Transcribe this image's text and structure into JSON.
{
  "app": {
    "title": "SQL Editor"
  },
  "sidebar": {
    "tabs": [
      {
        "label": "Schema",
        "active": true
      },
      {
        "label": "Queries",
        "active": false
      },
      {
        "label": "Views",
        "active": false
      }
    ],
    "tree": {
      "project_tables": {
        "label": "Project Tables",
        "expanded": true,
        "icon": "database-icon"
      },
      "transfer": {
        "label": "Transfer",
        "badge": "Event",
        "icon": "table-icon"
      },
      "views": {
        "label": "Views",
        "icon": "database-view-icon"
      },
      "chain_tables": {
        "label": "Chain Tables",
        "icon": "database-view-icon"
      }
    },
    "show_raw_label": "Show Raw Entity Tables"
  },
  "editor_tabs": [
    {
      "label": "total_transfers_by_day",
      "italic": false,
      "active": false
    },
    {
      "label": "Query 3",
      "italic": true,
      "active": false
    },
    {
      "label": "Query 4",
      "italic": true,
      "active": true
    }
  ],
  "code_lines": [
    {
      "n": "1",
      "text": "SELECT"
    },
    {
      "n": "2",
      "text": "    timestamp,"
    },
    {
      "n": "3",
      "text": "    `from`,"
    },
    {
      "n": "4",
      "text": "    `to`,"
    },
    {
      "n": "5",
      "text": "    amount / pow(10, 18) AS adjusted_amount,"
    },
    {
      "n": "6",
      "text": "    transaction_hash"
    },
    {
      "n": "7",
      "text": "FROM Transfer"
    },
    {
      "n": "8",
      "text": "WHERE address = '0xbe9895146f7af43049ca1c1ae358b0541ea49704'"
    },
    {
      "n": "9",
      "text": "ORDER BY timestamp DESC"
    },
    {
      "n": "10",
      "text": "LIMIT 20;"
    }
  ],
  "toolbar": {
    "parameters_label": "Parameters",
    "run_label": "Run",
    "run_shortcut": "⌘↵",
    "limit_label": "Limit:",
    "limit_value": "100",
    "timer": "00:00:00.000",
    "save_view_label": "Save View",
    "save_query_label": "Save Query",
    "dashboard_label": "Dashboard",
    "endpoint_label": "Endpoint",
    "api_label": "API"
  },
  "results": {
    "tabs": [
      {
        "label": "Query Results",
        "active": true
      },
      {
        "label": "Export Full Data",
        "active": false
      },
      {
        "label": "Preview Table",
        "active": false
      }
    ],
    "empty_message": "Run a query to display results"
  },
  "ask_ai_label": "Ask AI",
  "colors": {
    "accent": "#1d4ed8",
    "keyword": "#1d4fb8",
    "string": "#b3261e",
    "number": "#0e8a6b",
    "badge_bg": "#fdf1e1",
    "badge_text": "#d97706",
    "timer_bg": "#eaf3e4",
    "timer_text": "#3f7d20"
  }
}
• • •
## Set task
Reproduce the data in its entirety, matching each character.

## Response to this task
Transcribe this image's text and structure into JSON.
{
  "app": {
    "title": "SQL Editor"
  },
  "sidebar": {
    "tabs": [
      {
        "label": "Schema",
        "active": true
      },
      {
        "label": "Queries",
        "active": false
      },
      {
        "label": "Views",
        "active": false
      }
    ],
    "tree": {
      "project_tables": {
        "label": "Project Tables",
        "expanded": true,
        "icon": "database-icon"
      },
      "transfer": {
        "label": "Transfer",
        "badge": "Event",
        "icon": "table-icon"
      },
      "views": {
        "label": "Views",
        "icon": "database-view-icon"
      },
      "chain_tables": {
        "label": "Chain Tables",
        "icon": "database-view-icon"
      }
    },
    "show_raw_label": "Show Raw Entity Tables"
  },
  "editor_tabs": [
    {
      "label": "total_transfers_by_day",
      "italic": false,
      "active": false
    },
    {
      "label": "Query 3",
      "italic": true,
      "active": false
    },
    {
      "label": "Query 4",
      "italic": true,
      "active": true
    }
  ],
  "code_lines": [
    {
      "n": "1",
      "text": "SELECT"
    },
    {
      "n": "2",
      "text": "    timestamp,"
    },
    {
      "n": "3",
      "text": "    `from`,"
    },
    {
      "n": "4",
      "text": "    `to`,"
    },
    {
      "n": "5",
      "text": "    amount / pow(10, 18) AS adjusted_amount,"
    },
    {
      "n": "6",
      "text": "    transaction_hash"
    },
    {
      "n": "7",
      "text": "FROM Transfer"
    },
    {
      "n": "8",
      "text": "WHERE address = '0xbe9895146f7af43049ca1c1ae358b0541ea49704'"
    },
    {
      "n": "9",
      "text": "ORDER BY timestamp DESC"
    },
    {
      "n": "10",
      "text": "LIMIT 20;"
    }
  ],
  "toolbar": {
    "parameters_label": "Parameters",
    "run_label": "Run",
    "run_shortcut": "⌘↵",
    "limit_label": "Limit:",
    "limit_value": "100",
    "timer": "00:00:00.000",
    "save_view_label": "Save View",
    "save_query_label": "Save Query",
    "dashboard_label": "Dashboard",
    "endpoint_label": "Endpoint",
    "api_label": "API"
  },
  "results": {
    "tabs": [
      {
        "label": "Query Results",
        "active": true
      },
      {
        "label": "Export Full Data",
        "active": false
      },
      {
        "label": "Preview Table",
        "active": false
      }
    ],
    "empty_message": "Run a query to display results"
  },
  "ask_ai_label": "Ask AI",
  "colors": {
    "accent": "#1d4ed8",
    "keyword": "#1d4fb8",
    "string": "#b3261e",
    "number": "#0e8a6b",
    "badge_bg": "#fdf1e1",
    "badge_text": "#d97706",
    "timer_bg": "#eaf3e4",
    "timer_text": "#3f7d20"
  }
}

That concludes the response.